◆ **What to work on**
Collect every line that includes the string "folie".

Dataset items
======
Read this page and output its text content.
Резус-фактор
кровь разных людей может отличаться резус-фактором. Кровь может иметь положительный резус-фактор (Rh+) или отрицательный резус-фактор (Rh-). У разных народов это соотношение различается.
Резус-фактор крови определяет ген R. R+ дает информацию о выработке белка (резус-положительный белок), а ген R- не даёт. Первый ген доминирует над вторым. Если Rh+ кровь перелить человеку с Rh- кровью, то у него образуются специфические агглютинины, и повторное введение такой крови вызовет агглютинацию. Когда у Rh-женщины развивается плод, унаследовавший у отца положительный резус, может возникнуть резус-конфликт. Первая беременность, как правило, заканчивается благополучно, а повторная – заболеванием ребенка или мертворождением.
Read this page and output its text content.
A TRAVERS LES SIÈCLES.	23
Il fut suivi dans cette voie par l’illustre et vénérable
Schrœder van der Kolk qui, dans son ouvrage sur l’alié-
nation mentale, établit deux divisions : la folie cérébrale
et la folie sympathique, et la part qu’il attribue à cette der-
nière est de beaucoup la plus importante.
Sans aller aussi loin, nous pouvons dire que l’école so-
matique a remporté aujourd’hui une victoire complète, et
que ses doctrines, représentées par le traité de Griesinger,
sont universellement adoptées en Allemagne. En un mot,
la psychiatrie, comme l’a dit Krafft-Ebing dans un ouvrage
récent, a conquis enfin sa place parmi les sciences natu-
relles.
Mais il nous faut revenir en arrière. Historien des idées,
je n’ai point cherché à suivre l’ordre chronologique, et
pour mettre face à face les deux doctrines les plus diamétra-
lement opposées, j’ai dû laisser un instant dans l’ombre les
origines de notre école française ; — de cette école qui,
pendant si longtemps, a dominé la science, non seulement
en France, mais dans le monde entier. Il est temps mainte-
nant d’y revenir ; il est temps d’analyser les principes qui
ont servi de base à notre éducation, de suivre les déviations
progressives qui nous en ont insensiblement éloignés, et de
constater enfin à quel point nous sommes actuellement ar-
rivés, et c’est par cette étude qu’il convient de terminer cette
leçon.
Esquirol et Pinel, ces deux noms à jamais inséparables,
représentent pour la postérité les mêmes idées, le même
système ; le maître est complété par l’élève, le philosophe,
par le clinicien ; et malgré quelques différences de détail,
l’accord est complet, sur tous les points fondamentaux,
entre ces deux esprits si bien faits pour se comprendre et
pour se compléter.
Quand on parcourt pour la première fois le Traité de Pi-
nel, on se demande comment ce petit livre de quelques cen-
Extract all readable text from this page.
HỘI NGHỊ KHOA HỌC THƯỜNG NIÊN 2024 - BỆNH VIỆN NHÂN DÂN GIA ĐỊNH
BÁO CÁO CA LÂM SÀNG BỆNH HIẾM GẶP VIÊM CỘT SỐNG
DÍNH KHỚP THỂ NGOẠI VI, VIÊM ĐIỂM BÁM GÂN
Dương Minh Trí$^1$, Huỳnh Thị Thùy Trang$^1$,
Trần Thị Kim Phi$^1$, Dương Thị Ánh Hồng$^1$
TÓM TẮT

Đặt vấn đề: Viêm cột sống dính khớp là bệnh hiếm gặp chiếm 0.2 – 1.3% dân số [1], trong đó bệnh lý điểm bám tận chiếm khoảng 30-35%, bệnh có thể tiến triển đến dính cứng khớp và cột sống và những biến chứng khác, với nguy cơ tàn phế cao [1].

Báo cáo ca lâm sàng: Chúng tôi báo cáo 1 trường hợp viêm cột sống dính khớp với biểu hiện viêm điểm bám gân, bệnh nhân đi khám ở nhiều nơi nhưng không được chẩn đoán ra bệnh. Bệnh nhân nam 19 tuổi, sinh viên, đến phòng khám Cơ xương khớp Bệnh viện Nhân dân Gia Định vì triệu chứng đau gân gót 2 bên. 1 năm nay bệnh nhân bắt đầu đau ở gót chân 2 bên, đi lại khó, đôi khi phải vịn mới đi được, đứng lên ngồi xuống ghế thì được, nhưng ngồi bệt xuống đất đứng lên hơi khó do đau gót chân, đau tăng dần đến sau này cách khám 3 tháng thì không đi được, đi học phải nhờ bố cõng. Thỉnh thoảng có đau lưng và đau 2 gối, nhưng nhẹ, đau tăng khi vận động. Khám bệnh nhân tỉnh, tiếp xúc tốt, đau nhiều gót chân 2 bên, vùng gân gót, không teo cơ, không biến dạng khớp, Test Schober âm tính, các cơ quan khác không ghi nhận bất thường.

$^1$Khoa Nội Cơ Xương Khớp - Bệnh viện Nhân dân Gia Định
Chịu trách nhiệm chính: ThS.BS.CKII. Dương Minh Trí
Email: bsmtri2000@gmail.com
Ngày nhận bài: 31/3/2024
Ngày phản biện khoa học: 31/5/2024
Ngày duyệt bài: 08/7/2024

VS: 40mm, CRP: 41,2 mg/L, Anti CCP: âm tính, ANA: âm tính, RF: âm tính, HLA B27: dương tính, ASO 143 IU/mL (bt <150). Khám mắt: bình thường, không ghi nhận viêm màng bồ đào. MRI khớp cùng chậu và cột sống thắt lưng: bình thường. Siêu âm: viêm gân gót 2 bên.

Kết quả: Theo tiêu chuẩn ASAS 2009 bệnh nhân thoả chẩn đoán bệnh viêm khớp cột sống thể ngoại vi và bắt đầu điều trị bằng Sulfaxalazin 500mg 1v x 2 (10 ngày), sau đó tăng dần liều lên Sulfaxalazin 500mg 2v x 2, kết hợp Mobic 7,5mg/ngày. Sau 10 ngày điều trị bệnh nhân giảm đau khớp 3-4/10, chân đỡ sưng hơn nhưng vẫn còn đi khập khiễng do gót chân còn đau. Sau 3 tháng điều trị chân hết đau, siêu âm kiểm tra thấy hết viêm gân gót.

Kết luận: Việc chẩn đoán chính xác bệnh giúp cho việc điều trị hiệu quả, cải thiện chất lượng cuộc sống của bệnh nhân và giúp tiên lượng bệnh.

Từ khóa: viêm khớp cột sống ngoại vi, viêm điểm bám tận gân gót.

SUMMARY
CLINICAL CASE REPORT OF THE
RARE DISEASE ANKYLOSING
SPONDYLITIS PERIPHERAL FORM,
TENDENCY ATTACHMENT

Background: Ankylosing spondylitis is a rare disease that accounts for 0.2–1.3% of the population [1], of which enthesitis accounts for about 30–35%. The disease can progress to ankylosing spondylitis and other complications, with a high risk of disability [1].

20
======
◆ **Complete response**
nation mentale, établit deux divisions : la folie cérébrale
et la folie sympathique, et la part qu’il attribue à cette der-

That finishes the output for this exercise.